— BEGIN Input —

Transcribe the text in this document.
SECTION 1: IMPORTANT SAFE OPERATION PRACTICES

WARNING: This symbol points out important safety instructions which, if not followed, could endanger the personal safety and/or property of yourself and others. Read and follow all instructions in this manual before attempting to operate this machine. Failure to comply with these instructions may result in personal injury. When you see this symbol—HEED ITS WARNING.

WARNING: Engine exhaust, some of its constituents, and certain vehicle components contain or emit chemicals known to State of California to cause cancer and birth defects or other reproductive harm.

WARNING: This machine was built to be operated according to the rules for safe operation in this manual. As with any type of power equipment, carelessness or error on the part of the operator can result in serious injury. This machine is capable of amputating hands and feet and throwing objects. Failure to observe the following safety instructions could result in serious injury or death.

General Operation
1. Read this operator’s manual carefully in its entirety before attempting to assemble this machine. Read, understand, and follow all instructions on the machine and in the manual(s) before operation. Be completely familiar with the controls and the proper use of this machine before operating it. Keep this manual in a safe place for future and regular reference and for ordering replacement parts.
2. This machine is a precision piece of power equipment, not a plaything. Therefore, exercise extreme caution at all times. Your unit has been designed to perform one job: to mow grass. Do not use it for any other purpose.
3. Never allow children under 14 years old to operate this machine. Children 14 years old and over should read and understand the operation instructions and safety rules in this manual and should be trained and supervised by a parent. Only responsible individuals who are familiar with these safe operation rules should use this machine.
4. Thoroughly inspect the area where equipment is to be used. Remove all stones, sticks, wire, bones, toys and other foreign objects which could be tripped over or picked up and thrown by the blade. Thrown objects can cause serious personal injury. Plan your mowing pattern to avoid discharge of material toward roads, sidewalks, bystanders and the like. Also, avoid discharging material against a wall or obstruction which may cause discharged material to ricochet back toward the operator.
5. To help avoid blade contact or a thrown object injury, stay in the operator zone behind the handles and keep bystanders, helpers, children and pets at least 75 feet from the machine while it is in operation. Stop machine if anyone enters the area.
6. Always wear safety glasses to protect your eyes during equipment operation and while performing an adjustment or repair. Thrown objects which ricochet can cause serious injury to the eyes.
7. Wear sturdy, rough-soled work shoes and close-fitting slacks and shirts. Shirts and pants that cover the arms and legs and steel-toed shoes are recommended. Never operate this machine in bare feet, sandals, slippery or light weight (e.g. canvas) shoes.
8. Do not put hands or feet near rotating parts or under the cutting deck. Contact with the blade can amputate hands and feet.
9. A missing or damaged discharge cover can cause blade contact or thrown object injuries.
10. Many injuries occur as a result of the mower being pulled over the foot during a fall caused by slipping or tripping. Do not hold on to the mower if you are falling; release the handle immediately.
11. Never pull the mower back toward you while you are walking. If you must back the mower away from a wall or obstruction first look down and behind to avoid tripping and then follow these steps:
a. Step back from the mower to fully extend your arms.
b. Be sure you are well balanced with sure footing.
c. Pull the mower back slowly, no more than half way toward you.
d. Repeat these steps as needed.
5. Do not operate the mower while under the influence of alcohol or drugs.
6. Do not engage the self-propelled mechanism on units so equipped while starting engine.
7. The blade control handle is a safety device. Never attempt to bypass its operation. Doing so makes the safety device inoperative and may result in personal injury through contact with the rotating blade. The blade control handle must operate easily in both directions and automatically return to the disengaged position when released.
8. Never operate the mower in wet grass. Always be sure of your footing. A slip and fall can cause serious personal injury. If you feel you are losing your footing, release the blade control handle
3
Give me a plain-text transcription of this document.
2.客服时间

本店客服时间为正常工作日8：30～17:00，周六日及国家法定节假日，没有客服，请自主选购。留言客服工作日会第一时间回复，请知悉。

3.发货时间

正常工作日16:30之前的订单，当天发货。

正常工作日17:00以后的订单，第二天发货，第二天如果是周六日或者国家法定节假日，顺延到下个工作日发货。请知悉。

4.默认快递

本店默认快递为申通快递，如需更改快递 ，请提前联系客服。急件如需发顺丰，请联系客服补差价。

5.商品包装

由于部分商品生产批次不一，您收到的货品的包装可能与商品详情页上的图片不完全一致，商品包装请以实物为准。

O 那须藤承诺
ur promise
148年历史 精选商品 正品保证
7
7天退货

— END Input —

(Task goal) How many lines of the listing above include the word "safety"? State the number and nothing else.

(Exercise answer) 5